THE EXERCISE: Your task is to extract every entry that follows word for word while excluding the pictures.

STORED ROWS:

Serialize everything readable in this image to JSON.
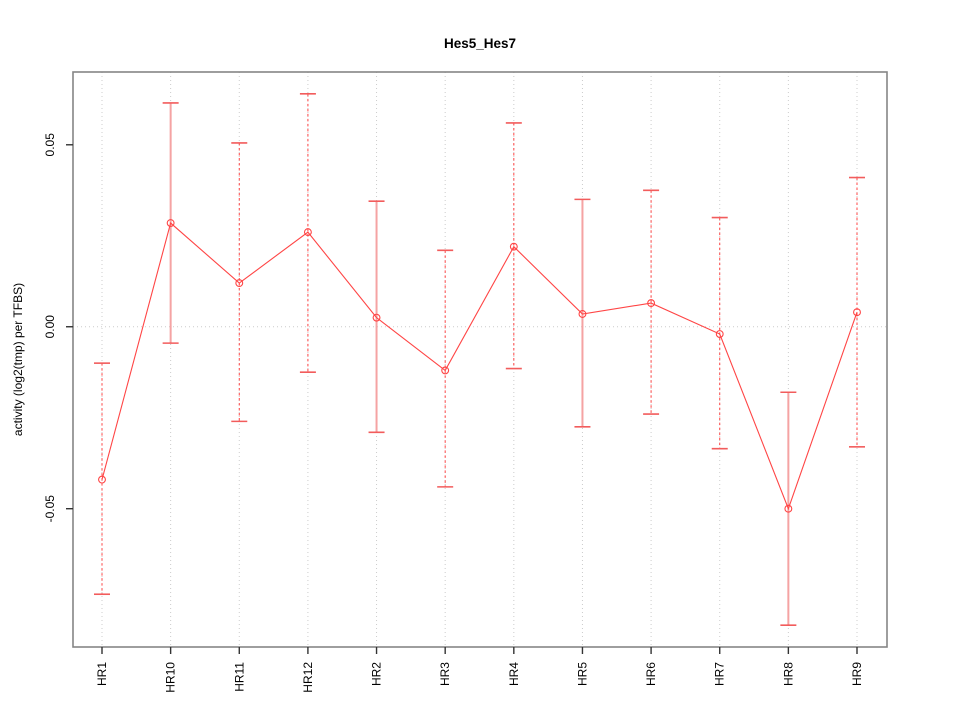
{
  "chart_data": {
    "type": "line",
    "title": "Hes5_Hes7",
    "xlabel": "",
    "ylabel": "activity (log2(tmp) per TFBS)",
    "categories": [
      "HR1",
      "HR10",
      "HR11",
      "HR12",
      "HR2",
      "HR3",
      "HR4",
      "HR5",
      "HR6",
      "HR7",
      "HR8",
      "HR9"
    ],
    "series": [
      {
        "name": "activity",
        "values": [
          -0.042,
          0.0285,
          0.012,
          0.026,
          0.0025,
          -0.012,
          0.022,
          0.0035,
          0.0065,
          -0.002,
          -0.05,
          0.004
        ],
        "error_high": [
          -0.01,
          0.0615,
          0.0505,
          0.064,
          0.0345,
          0.021,
          0.056,
          0.035,
          0.0375,
          0.03,
          -0.018,
          0.041
        ],
        "error_low": [
          -0.0735,
          -0.0045,
          -0.026,
          -0.0125,
          -0.029,
          -0.044,
          -0.0115,
          -0.0275,
          -0.024,
          -0.0335,
          -0.082,
          -0.033
        ]
      }
    ],
    "error_bar_styles": [
      "dashed",
      "solid",
      "dashed",
      "dashed",
      "solid",
      "dashed",
      "dashed",
      "solid",
      "dashed",
      "dashed",
      "solid",
      "dashed"
    ],
    "yticks": [
      0.05,
      0.0,
      -0.05
    ],
    "ytick_labels": [
      "0.05",
      "0.00",
      "-0.05"
    ],
    "ylim": [
      -0.088,
      0.07
    ],
    "grid": {
      "vertical_dotted_per_category": true,
      "horizontal_dotted_at_zero": true,
      "legend_position": "none"
    },
    "marker": "open-circle",
    "colors": {
      "line": "#ff4545",
      "point": "#ff4545",
      "error_dashed": "#ff4545",
      "error_solid": "#f5a3a3",
      "cap": "#f25c5c",
      "grid": "#cccccc",
      "box": "#858585",
      "tick": "#333333",
      "text": "#000000",
      "background": "#ffffff"
    }
  }
}
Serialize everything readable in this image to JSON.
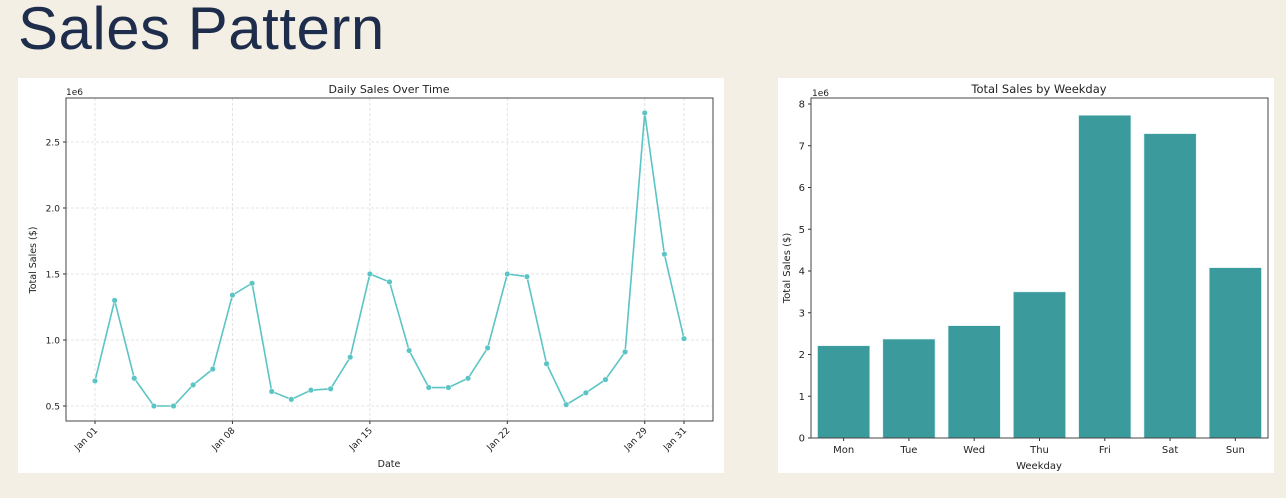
{
  "page": {
    "title": "Sales Pattern"
  },
  "chart_data": [
    {
      "type": "line",
      "title": "Daily Sales Over Time",
      "xlabel": "Date",
      "ylabel": "Total Sales ($)",
      "y_offset_label": "1e6",
      "x": [
        "Jan 01",
        "Jan 02",
        "Jan 03",
        "Jan 04",
        "Jan 05",
        "Jan 06",
        "Jan 07",
        "Jan 08",
        "Jan 09",
        "Jan 10",
        "Jan 11",
        "Jan 12",
        "Jan 13",
        "Jan 14",
        "Jan 15",
        "Jan 16",
        "Jan 17",
        "Jan 18",
        "Jan 19",
        "Jan 20",
        "Jan 21",
        "Jan 22",
        "Jan 23",
        "Jan 24",
        "Jan 25",
        "Jan 26",
        "Jan 27",
        "Jan 28",
        "Jan 29",
        "Jan 30",
        "Jan 31"
      ],
      "values": [
        0.69,
        1.3,
        0.71,
        0.5,
        0.5,
        0.66,
        0.78,
        1.34,
        1.43,
        0.61,
        0.55,
        0.62,
        0.63,
        0.87,
        1.5,
        1.44,
        0.92,
        0.64,
        0.64,
        0.71,
        0.94,
        1.5,
        1.48,
        0.82,
        0.51,
        0.6,
        0.7,
        0.91,
        2.72,
        1.65,
        1.01
      ],
      "x_ticks": [
        "Jan 01",
        "Jan 08",
        "Jan 15",
        "Jan 22",
        "Jan 29",
        "Jan 31"
      ],
      "y_ticks": [
        "0.5",
        "1.0",
        "1.5",
        "2.0",
        "2.5"
      ],
      "ylim": [
        0.39,
        2.83
      ],
      "grid": true,
      "color": "#5bc4c4"
    },
    {
      "type": "bar",
      "title": "Total Sales by Weekday",
      "xlabel": "Weekday",
      "ylabel": "Total Sales ($)",
      "y_offset_label": "1e6",
      "categories": [
        "Mon",
        "Tue",
        "Wed",
        "Thu",
        "Fri",
        "Sat",
        "Sun"
      ],
      "values": [
        2.21,
        2.37,
        2.69,
        3.5,
        7.73,
        7.29,
        4.08
      ],
      "y_ticks": [
        "0",
        "1",
        "2",
        "3",
        "4",
        "5",
        "6",
        "7",
        "8"
      ],
      "ylim": [
        0,
        8.1
      ],
      "grid": false,
      "color": "#3a9a9c"
    }
  ]
}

PROBLEM SOLUTION:
Serialize everything readable in this image to JSON.
{
  "chart_data": {
    "type": "line",
    "title": "Hes5_Hes7",
    "xlabel": "",
    "ylabel": "activity (log2(tmp) per TFBS)",
    "categories": [
      "HR1",
      "HR10",
      "HR11",
      "HR12",
      "HR2",
      "HR3",
      "HR4",
      "HR5",
      "HR6",
      "HR7",
      "HR8",
      "HR9"
    ],
    "series": [
      {
        "name": "activity",
        "values": [
          -0.042,
          0.0285,
          0.012,
          0.026,
          0.0025,
          -0.012,
          0.022,
          0.0035,
          0.0065,
          -0.002,
          -0.05,
          0.004
        ],
        "error_high": [
          -0.01,
          0.0615,
          0.0505,
          0.064,
          0.0345,
          0.021,
          0.056,
          0.035,
          0.0375,
          0.03,
          -0.018,
          0.041
        ],
        "error_low": [
          -0.0735,
          -0.0045,
          -0.026,
          -0.0125,
          -0.029,
          -0.044,
          -0.0115,
          -0.0275,
          -0.024,
          -0.0335,
          -0.082,
          -0.033
        ]
      }
    ],
    "error_bar_styles": [
      "dashed",
      "solid",
      "dashed",
      "dashed",
      "solid",
      "dashed",
      "dashed",
      "solid",
      "dashed",
      "dashed",
      "solid",
      "dashed"
    ],
    "yticks": [
      0.05,
      0.0,
      -0.05
    ],
    "ytick_labels": [
      "0.05",
      "0.00",
      "-0.05"
    ],
    "ylim": [
      -0.088,
      0.07
    ],
    "grid": {
      "vertical_dotted_per_category": true,
      "horizontal_dotted_at_zero": true,
      "legend_position": "none"
    },
    "marker": "open-circle",
    "colors": {
      "line": "#ff4545",
      "point": "#ff4545",
      "error_dashed": "#ff4545",
      "error_solid": "#f5a3a3",
      "cap": "#f25c5c",
      "grid": "#cccccc",
      "box": "#858585",
      "tick": "#333333",
      "text": "#000000",
      "background": "#ffffff"
    }
  }
}
Serialize everything readable in this image to JSON.
{
  "page": {
    "title": "Sales Pattern"
  },
  "chart_data": [
    {
      "type": "line",
      "title": "Daily Sales Over Time",
      "xlabel": "Date",
      "ylabel": "Total Sales ($)",
      "y_offset_label": "1e6",
      "x": [
        "Jan 01",
        "Jan 02",
        "Jan 03",
        "Jan 04",
        "Jan 05",
        "Jan 06",
        "Jan 07",
        "Jan 08",
        "Jan 09",
        "Jan 10",
        "Jan 11",
        "Jan 12",
        "Jan 13",
        "Jan 14",
        "Jan 15",
        "Jan 16",
        "Jan 17",
        "Jan 18",
        "Jan 19",
        "Jan 20",
        "Jan 21",
        "Jan 22",
        "Jan 23",
        "Jan 24",
        "Jan 25",
        "Jan 26",
        "Jan 27",
        "Jan 28",
        "Jan 29",
        "Jan 30",
        "Jan 31"
      ],
      "values": [
        0.69,
        1.3,
        0.71,
        0.5,
        0.5,
        0.66,
        0.78,
        1.34,
        1.43,
        0.61,
        0.55,
        0.62,
        0.63,
        0.87,
        1.5,
        1.44,
        0.92,
        0.64,
        0.64,
        0.71,
        0.94,
        1.5,
        1.48,
        0.82,
        0.51,
        0.6,
        0.7,
        0.91,
        2.72,
        1.65,
        1.01
      ],
      "x_ticks": [
        "Jan 01",
        "Jan 08",
        "Jan 15",
        "Jan 22",
        "Jan 29",
        "Jan 31"
      ],
      "y_ticks": [
        "0.5",
        "1.0",
        "1.5",
        "2.0",
        "2.5"
      ],
      "ylim": [
        0.39,
        2.83
      ],
      "grid": true,
      "color": "#5bc4c4"
    },
    {
      "type": "bar",
      "title": "Total Sales by Weekday",
      "xlabel": "Weekday",
      "ylabel": "Total Sales ($)",
      "y_offset_label": "1e6",
      "categories": [
        "Mon",
        "Tue",
        "Wed",
        "Thu",
        "Fri",
        "Sat",
        "Sun"
      ],
      "values": [
        2.21,
        2.37,
        2.69,
        3.5,
        7.73,
        7.29,
        4.08
      ],
      "y_ticks": [
        "0",
        "1",
        "2",
        "3",
        "4",
        "5",
        "6",
        "7",
        "8"
      ],
      "ylim": [
        0,
        8.1
      ],
      "grid": false,
      "color": "#3a9a9c"
    }
  ]
}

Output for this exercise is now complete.